=== Record list ===
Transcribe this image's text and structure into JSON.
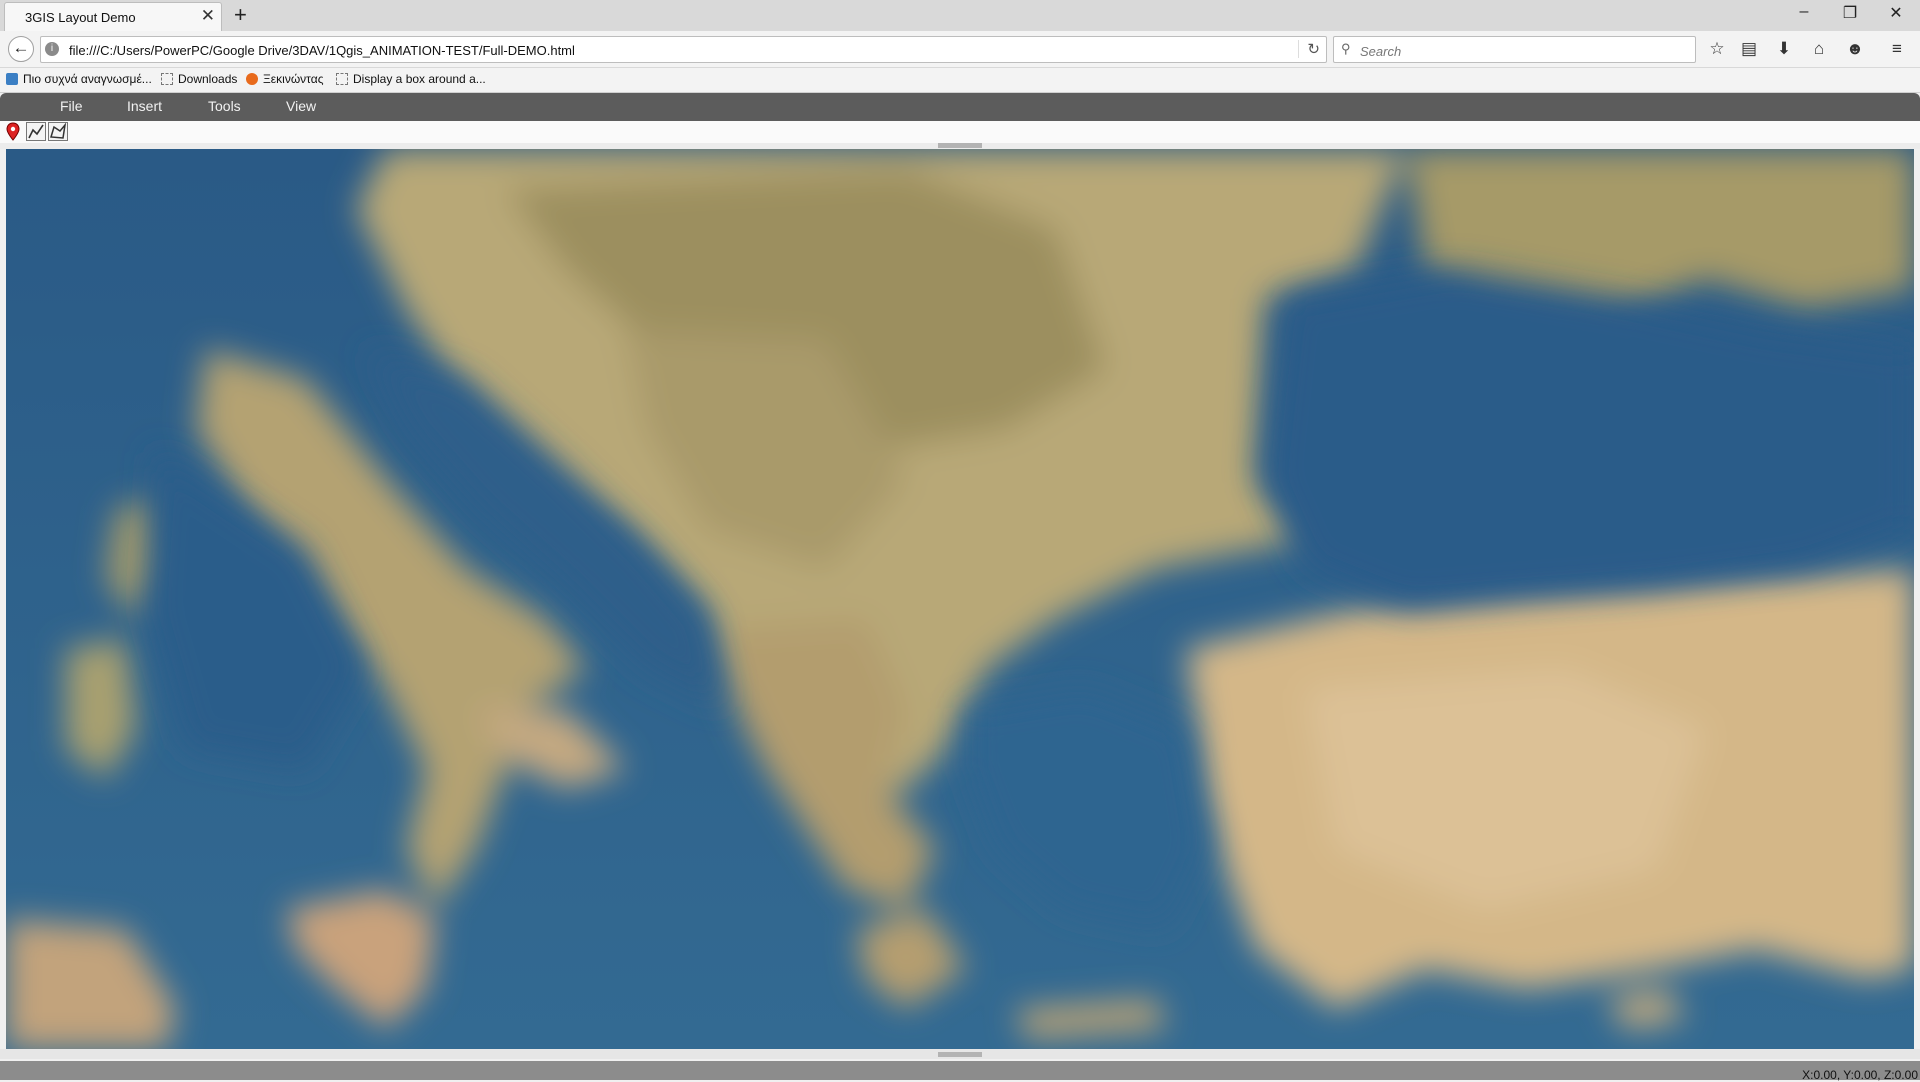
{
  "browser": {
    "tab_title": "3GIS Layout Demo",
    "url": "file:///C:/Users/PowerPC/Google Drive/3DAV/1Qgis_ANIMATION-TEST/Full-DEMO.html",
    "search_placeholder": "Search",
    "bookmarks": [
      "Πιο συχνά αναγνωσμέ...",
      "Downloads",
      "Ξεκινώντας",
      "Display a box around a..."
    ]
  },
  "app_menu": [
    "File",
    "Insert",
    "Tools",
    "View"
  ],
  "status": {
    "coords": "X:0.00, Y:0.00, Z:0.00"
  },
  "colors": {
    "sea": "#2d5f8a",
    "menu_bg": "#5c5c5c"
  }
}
===
**What you have to do:** From start to finish, output the listing exactly, but omit its pictures.

**The answer:**
Transcribe this image's text and structure into JSON.
{
  "browser": {
    "tab_title": "3GIS Layout Demo",
    "url": "file:///C:/Users/PowerPC/Google Drive/3DAV/1Qgis_ANIMATION-TEST/Full-DEMO.html",
    "search_placeholder": "Search",
    "bookmarks": [
      "Πιο συχνά αναγνωσμέ...",
      "Downloads",
      "Ξεκινώντας",
      "Display a box around a..."
    ]
  },
  "app_menu": [
    "File",
    "Insert",
    "Tools",
    "View"
  ],
  "status": {
    "coords": "X:0.00, Y:0.00, Z:0.00"
  },
  "colors": {
    "sea": "#2d5f8a",
    "menu_bg": "#5c5c5c"
  }
}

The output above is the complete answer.